═════ MATERIAL FOR THIS TASK

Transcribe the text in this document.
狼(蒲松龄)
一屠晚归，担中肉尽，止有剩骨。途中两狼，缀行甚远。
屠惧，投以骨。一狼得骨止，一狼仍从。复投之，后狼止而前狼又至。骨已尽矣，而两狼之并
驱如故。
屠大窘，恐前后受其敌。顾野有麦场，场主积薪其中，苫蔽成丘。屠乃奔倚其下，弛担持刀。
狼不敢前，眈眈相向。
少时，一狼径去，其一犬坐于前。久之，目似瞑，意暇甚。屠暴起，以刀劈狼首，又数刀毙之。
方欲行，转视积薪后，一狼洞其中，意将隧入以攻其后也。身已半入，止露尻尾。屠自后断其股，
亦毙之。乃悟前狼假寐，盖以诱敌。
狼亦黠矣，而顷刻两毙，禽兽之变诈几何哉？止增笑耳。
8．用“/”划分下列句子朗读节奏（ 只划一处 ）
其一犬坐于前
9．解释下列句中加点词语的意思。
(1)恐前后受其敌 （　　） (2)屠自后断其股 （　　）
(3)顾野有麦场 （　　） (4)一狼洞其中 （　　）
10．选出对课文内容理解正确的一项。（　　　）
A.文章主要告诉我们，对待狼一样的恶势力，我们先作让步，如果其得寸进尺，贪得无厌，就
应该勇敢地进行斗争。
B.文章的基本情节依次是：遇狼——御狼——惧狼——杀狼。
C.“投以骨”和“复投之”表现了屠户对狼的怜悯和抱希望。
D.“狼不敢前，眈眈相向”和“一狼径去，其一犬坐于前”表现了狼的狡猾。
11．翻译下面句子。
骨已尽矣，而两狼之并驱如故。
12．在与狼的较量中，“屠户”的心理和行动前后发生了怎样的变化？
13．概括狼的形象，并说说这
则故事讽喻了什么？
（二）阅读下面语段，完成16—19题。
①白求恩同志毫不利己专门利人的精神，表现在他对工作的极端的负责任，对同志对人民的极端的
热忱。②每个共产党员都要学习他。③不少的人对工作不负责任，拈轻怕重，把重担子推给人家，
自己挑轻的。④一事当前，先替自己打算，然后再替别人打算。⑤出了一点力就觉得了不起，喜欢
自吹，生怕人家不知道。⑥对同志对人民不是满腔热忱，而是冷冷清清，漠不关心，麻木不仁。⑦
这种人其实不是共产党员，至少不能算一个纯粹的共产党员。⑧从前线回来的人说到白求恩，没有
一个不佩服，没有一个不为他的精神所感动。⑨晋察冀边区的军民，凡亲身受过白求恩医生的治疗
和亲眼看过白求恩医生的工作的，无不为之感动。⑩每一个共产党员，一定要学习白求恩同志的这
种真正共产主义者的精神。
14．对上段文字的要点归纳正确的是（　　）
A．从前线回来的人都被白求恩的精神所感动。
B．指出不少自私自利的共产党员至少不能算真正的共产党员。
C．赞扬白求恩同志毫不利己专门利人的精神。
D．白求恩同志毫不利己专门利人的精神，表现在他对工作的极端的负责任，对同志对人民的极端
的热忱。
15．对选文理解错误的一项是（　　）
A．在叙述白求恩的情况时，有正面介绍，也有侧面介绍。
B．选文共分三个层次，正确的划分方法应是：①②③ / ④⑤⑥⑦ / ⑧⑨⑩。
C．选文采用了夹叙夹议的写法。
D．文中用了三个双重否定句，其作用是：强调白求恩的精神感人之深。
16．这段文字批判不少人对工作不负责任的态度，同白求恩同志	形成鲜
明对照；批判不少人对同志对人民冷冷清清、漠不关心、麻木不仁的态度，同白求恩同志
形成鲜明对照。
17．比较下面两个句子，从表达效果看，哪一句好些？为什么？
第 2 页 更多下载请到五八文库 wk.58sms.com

══════════

Look over the material above and show each line where "屠自后断其股" appears.

TASK SOLUTION:
方欲行，转视积薪后，一狼洞其中，意将隧入以攻其后也。身已半入，止露尻尾。屠自后断其股，
(1)恐前后受其敌 （　　） (2)屠自后断其股 （　　）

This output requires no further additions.